Pull out every line of the records that contains the word "elements", matching case exactly.

* BEGIN SUPPLIED MATERIAL *

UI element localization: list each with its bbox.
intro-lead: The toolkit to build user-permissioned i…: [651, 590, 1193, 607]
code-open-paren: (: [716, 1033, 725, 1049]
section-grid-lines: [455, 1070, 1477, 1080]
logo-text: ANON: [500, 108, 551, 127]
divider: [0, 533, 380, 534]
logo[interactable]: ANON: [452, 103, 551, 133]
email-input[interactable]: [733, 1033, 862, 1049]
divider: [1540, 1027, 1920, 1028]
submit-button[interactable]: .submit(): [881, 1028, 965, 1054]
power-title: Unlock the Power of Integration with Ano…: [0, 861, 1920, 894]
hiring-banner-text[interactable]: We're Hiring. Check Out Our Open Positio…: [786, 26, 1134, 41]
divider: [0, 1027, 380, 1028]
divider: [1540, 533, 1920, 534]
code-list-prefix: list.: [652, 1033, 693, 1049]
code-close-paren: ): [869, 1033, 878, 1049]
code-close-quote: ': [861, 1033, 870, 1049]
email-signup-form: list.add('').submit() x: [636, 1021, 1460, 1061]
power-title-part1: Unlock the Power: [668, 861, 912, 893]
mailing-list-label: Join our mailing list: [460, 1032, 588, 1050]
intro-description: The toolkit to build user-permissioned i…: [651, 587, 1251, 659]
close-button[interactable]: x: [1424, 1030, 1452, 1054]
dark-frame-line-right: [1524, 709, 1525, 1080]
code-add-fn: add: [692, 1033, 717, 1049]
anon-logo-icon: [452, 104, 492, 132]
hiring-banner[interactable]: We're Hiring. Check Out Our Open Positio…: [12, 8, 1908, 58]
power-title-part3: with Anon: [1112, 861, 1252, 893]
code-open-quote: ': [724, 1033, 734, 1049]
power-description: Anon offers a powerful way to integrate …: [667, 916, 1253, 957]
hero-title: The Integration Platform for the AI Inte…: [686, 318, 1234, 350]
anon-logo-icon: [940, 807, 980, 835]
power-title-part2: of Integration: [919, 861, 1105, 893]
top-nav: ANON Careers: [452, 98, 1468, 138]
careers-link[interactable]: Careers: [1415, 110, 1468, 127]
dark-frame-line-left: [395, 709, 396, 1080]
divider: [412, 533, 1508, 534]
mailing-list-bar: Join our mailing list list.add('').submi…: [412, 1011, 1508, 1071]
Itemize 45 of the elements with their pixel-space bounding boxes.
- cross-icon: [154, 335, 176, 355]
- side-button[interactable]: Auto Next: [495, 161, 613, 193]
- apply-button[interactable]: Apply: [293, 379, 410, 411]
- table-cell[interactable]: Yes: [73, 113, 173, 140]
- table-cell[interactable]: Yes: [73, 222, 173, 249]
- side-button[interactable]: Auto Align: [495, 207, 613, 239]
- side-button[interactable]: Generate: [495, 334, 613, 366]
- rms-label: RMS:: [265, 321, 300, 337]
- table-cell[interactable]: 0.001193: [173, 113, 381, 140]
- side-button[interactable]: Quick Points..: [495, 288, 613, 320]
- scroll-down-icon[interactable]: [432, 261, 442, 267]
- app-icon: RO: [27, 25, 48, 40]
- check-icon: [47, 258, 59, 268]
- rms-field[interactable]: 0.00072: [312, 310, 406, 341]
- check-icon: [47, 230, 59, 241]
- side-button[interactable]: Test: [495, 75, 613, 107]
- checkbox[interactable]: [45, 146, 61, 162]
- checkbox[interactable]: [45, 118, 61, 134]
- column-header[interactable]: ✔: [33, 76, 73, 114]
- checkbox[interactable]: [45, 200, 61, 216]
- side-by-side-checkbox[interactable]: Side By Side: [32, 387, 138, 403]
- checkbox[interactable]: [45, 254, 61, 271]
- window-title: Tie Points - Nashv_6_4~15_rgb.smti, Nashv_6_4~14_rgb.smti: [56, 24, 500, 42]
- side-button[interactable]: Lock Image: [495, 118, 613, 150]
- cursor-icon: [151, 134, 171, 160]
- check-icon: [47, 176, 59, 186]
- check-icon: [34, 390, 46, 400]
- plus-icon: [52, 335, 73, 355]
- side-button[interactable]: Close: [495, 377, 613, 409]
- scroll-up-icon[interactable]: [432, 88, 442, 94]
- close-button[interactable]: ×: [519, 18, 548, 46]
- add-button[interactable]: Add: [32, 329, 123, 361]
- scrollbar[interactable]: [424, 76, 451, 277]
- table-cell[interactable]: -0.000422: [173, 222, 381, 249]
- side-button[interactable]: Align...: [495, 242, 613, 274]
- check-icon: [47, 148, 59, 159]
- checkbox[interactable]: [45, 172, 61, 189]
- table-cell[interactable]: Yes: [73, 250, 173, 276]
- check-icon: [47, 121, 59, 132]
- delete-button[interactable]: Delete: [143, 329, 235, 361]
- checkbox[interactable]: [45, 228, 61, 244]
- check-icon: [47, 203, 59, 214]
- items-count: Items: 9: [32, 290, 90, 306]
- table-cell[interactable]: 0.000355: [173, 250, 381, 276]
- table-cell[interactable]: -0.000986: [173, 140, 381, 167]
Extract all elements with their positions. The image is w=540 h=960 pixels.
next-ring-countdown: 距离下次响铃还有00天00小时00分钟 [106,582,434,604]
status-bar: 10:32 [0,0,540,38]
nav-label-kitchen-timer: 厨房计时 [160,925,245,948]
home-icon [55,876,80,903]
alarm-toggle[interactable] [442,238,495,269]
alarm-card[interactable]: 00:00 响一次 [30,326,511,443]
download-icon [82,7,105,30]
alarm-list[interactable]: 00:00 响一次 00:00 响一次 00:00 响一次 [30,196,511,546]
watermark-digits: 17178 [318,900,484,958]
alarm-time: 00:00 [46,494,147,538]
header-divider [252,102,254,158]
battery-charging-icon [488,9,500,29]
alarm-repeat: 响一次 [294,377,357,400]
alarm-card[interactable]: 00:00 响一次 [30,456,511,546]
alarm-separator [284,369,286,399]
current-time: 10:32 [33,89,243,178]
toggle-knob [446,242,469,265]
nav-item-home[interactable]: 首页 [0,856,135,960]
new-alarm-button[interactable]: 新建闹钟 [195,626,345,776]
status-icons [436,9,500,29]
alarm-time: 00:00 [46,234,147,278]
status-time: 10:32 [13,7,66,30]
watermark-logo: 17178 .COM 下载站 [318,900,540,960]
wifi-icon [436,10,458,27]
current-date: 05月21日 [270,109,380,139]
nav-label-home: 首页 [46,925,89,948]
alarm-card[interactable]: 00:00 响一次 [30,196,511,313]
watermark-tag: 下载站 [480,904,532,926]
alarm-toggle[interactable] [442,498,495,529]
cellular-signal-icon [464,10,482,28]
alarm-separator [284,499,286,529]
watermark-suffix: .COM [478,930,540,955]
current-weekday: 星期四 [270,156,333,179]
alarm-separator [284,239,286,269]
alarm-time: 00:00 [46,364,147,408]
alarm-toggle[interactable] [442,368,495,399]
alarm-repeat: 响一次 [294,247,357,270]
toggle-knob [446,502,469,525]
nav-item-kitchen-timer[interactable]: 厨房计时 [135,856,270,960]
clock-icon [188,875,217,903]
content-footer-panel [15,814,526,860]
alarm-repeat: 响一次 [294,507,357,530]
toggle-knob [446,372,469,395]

* END SUPPLIED MATERIAL *

**OUTPUT**
Itemize 45 of the elements with their pixel-space bounding boxes.
Extract all elements with their positions. The image is w=540 h=960 pixels.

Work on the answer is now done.